• RECORDS:
## Start

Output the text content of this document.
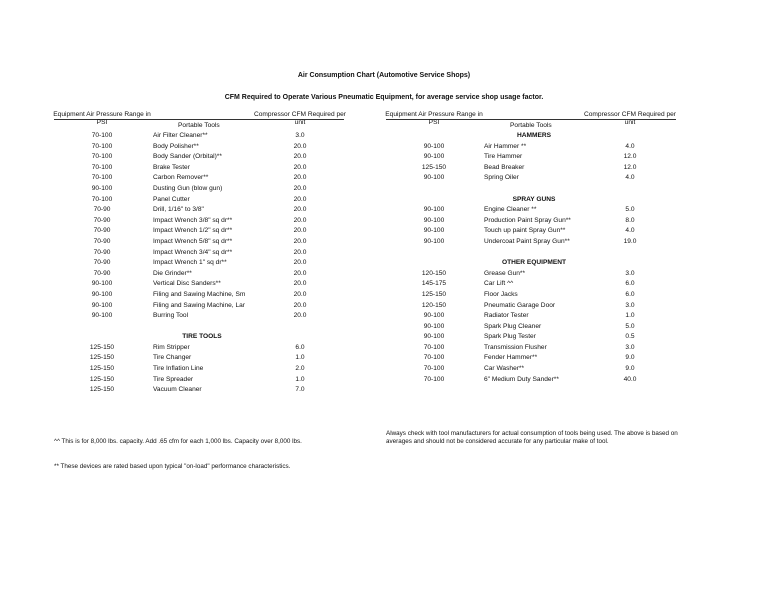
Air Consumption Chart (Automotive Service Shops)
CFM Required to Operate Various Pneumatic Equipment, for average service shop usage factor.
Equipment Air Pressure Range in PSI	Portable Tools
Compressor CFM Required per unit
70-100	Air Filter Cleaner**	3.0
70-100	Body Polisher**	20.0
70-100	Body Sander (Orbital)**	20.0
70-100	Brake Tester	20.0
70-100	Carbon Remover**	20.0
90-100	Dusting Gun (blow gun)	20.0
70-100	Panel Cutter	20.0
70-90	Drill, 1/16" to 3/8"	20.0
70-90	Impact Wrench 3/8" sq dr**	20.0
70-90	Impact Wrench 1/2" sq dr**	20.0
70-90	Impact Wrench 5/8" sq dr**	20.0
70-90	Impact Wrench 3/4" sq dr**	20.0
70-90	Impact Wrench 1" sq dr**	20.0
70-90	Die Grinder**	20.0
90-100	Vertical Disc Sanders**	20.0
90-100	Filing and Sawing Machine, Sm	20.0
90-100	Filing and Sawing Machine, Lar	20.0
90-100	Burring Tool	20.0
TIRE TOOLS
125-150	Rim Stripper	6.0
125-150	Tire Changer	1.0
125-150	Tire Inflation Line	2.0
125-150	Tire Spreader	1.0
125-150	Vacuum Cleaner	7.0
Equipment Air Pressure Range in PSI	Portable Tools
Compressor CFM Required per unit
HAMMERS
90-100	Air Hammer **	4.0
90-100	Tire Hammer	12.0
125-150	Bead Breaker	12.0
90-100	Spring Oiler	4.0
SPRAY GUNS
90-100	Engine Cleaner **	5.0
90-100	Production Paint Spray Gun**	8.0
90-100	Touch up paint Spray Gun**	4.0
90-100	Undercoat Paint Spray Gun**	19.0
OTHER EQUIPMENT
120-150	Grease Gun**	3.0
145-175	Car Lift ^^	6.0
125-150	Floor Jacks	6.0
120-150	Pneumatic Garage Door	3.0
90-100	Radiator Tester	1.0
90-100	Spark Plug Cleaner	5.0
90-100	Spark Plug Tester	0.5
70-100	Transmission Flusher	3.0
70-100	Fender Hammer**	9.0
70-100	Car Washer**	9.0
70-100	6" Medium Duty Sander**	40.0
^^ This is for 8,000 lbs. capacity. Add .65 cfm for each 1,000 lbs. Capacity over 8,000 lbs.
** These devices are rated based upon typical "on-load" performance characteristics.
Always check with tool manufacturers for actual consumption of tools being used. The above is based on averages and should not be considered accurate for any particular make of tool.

## End
## Start

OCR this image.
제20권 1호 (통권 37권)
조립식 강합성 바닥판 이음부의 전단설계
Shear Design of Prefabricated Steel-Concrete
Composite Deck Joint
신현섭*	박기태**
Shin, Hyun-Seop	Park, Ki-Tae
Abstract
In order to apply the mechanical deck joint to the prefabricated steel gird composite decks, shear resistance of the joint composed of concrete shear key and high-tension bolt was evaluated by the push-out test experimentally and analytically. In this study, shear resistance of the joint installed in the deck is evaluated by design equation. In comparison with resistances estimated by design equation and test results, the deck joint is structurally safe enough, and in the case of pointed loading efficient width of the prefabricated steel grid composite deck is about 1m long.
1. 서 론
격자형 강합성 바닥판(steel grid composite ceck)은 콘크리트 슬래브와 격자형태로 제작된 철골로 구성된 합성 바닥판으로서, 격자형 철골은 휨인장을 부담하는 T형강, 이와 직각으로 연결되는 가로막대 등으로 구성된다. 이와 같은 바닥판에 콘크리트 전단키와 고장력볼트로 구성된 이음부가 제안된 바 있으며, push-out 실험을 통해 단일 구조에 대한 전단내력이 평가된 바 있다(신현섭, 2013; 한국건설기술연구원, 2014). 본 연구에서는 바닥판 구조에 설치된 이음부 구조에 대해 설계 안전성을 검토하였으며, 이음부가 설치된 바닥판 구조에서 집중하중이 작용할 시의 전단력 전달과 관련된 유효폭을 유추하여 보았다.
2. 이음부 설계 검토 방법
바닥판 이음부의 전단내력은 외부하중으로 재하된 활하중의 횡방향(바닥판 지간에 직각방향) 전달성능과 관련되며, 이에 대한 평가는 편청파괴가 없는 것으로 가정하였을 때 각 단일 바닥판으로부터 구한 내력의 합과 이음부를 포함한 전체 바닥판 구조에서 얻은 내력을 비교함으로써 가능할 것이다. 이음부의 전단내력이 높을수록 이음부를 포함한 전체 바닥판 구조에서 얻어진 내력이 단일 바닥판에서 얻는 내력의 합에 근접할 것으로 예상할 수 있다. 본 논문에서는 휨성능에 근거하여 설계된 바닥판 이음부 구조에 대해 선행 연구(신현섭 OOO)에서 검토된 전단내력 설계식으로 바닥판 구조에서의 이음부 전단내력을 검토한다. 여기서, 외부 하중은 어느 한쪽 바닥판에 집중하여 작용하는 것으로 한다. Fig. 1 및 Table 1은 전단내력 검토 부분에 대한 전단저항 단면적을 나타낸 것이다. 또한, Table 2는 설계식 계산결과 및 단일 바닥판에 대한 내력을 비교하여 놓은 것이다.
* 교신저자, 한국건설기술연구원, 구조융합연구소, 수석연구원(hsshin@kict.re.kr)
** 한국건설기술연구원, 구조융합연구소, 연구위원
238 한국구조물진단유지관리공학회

## End
## Start

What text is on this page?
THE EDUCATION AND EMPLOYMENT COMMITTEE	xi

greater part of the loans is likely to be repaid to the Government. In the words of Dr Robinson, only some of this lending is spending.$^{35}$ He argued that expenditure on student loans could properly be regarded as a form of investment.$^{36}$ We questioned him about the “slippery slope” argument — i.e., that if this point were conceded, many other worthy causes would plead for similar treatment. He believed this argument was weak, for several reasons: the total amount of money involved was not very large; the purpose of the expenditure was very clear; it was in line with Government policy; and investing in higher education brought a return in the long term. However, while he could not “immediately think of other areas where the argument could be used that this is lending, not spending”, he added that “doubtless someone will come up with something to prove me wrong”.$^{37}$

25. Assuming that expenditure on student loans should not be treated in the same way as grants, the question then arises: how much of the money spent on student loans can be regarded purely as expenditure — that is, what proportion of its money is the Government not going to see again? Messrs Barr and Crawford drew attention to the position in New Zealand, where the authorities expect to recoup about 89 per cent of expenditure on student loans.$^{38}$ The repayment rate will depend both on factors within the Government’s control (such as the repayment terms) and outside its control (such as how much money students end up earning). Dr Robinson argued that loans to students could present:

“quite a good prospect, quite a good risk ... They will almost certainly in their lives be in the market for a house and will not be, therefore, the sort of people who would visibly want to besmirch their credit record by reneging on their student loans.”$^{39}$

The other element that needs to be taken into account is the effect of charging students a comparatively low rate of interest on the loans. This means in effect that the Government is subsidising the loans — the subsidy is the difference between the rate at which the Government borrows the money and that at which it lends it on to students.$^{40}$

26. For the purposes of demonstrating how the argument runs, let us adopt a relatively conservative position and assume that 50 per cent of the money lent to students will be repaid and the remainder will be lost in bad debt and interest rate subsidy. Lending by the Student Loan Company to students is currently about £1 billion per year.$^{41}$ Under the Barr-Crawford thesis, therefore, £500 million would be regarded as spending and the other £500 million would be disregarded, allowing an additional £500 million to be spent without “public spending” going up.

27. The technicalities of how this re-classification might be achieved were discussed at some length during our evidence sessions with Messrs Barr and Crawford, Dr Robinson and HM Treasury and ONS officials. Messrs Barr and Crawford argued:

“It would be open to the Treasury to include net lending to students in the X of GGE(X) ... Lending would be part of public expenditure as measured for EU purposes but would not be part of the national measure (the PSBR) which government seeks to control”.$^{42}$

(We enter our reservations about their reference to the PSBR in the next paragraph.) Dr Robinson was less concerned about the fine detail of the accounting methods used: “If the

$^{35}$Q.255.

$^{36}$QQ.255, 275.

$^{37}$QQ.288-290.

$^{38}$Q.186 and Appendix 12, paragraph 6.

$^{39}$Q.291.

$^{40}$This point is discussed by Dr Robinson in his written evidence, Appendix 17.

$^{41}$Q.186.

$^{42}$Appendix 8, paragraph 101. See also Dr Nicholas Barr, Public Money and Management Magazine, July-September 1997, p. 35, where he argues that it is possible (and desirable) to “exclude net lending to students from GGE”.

## End

• TASK GOAL:
Each line that has the word "Wrench" should be copied.

• WORKED SOLUTION:
70-90	Impact Wrench 3/8" sq dr**	20.0
70-90	Impact Wrench 1/2" sq dr**	20.0
70-90	Impact Wrench 5/8" sq dr**	20.0
70-90	Impact Wrench 3/4" sq dr**	20.0
70-90	Impact Wrench 1" sq dr**	20.0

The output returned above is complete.